__WHAT YOU SHOULD DO__:
Search the material below for the string "ipsam" and list each line that holds it.

======== DATA SUPPLIED

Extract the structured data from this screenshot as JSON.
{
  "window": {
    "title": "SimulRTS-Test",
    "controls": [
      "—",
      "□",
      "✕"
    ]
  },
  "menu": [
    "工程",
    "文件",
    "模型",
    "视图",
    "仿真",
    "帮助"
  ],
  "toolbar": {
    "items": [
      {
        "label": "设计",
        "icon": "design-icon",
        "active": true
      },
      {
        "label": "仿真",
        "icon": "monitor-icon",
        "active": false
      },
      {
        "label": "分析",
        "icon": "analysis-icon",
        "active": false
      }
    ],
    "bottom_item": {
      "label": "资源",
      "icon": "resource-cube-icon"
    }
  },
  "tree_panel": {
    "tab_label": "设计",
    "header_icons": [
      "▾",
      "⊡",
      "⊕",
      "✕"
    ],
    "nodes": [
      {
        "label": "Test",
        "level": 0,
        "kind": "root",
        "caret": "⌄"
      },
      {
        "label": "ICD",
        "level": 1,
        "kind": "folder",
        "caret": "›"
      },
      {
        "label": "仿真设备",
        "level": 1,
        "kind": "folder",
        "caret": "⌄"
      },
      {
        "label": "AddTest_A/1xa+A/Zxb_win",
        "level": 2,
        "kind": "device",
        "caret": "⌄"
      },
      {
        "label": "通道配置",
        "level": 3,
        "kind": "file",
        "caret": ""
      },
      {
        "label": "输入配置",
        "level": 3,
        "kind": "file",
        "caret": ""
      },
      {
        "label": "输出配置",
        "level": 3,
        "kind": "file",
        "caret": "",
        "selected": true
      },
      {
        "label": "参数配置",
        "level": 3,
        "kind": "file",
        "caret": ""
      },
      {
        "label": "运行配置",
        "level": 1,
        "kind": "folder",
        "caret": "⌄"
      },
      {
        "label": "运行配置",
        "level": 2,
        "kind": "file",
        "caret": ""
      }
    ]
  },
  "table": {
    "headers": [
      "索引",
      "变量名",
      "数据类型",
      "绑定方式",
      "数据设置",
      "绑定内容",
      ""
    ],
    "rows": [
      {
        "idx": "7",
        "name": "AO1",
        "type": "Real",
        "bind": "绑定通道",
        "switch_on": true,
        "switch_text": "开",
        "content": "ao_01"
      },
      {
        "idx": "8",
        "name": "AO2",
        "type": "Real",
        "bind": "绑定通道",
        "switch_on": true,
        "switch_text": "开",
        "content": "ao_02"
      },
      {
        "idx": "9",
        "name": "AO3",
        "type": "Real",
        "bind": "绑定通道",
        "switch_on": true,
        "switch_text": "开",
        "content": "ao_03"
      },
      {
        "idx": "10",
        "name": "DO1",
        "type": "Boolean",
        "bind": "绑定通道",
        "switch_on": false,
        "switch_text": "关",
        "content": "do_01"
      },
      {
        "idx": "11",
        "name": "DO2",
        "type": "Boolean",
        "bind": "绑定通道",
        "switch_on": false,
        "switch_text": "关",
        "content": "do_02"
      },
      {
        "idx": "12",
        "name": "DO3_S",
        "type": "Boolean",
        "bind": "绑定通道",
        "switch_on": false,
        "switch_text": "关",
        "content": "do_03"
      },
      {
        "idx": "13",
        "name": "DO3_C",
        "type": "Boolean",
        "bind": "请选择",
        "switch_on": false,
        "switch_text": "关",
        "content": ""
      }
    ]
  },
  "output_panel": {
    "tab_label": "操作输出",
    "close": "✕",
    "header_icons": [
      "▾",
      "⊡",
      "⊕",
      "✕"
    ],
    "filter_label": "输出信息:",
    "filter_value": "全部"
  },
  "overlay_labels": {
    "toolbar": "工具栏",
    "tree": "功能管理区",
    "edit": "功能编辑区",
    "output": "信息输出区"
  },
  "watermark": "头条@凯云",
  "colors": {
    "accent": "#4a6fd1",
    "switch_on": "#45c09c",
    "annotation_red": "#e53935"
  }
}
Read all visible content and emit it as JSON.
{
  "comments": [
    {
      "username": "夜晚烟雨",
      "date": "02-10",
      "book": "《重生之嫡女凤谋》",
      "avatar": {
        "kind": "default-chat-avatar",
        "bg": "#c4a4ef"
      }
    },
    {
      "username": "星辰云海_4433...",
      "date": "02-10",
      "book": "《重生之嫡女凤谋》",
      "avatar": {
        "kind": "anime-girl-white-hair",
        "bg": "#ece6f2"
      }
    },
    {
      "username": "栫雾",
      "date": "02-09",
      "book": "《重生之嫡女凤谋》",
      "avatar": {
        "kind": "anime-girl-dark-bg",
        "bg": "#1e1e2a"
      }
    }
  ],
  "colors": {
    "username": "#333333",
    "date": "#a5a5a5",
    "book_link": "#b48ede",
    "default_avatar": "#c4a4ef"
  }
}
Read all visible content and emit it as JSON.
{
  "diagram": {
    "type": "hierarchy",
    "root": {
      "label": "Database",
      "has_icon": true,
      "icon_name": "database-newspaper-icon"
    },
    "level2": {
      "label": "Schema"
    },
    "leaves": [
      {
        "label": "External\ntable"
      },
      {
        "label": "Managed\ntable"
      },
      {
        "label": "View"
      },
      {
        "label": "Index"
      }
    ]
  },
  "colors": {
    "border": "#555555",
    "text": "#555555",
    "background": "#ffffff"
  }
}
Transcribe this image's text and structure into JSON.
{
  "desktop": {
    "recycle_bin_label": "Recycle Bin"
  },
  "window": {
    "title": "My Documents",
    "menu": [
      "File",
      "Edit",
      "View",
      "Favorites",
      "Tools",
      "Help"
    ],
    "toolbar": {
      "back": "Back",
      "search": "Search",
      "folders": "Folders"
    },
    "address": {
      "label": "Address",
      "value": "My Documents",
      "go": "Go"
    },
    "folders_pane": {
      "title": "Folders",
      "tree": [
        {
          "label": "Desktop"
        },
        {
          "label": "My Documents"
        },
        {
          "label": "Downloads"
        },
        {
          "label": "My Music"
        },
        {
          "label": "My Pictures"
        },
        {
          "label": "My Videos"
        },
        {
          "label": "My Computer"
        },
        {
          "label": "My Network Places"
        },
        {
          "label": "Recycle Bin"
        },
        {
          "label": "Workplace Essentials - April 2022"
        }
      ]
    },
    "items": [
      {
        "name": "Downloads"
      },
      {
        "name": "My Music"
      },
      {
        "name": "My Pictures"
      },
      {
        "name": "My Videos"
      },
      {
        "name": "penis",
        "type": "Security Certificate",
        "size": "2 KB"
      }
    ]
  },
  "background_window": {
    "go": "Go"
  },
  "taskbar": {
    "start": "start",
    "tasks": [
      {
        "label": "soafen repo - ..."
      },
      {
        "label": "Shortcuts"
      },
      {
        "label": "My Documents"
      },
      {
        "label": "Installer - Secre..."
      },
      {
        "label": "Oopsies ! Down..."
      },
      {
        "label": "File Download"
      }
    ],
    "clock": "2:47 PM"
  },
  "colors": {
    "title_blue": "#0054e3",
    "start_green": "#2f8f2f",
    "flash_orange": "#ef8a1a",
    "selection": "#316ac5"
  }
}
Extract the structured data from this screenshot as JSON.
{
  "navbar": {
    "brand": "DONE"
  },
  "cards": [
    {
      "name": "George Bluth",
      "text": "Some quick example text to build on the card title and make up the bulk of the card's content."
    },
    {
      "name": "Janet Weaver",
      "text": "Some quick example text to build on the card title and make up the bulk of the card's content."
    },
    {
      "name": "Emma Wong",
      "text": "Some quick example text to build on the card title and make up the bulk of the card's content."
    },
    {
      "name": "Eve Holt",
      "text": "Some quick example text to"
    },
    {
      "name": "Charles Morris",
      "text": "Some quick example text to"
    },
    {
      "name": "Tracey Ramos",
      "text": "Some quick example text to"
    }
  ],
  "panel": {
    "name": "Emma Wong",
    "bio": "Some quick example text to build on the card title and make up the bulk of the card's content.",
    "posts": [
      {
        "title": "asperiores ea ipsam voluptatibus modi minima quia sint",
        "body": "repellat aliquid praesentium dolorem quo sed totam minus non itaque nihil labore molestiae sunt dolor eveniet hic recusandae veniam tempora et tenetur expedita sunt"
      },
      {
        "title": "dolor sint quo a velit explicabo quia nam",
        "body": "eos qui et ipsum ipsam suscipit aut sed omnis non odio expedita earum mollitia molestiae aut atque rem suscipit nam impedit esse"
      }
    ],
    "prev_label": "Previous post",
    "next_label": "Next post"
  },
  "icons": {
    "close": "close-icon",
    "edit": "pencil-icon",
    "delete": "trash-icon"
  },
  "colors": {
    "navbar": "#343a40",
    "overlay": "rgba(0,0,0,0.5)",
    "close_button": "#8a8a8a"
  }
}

================

__EXPECTED OUTPUT__:
        "title": "asperiores ea ipsam voluptatibus modi minima quia sint",
        "body": "eos qui et ipsum ipsam suscipit aut sed omnis non odio expedita earum mollitia molestiae aut atque rem suscipit nam impedit esse"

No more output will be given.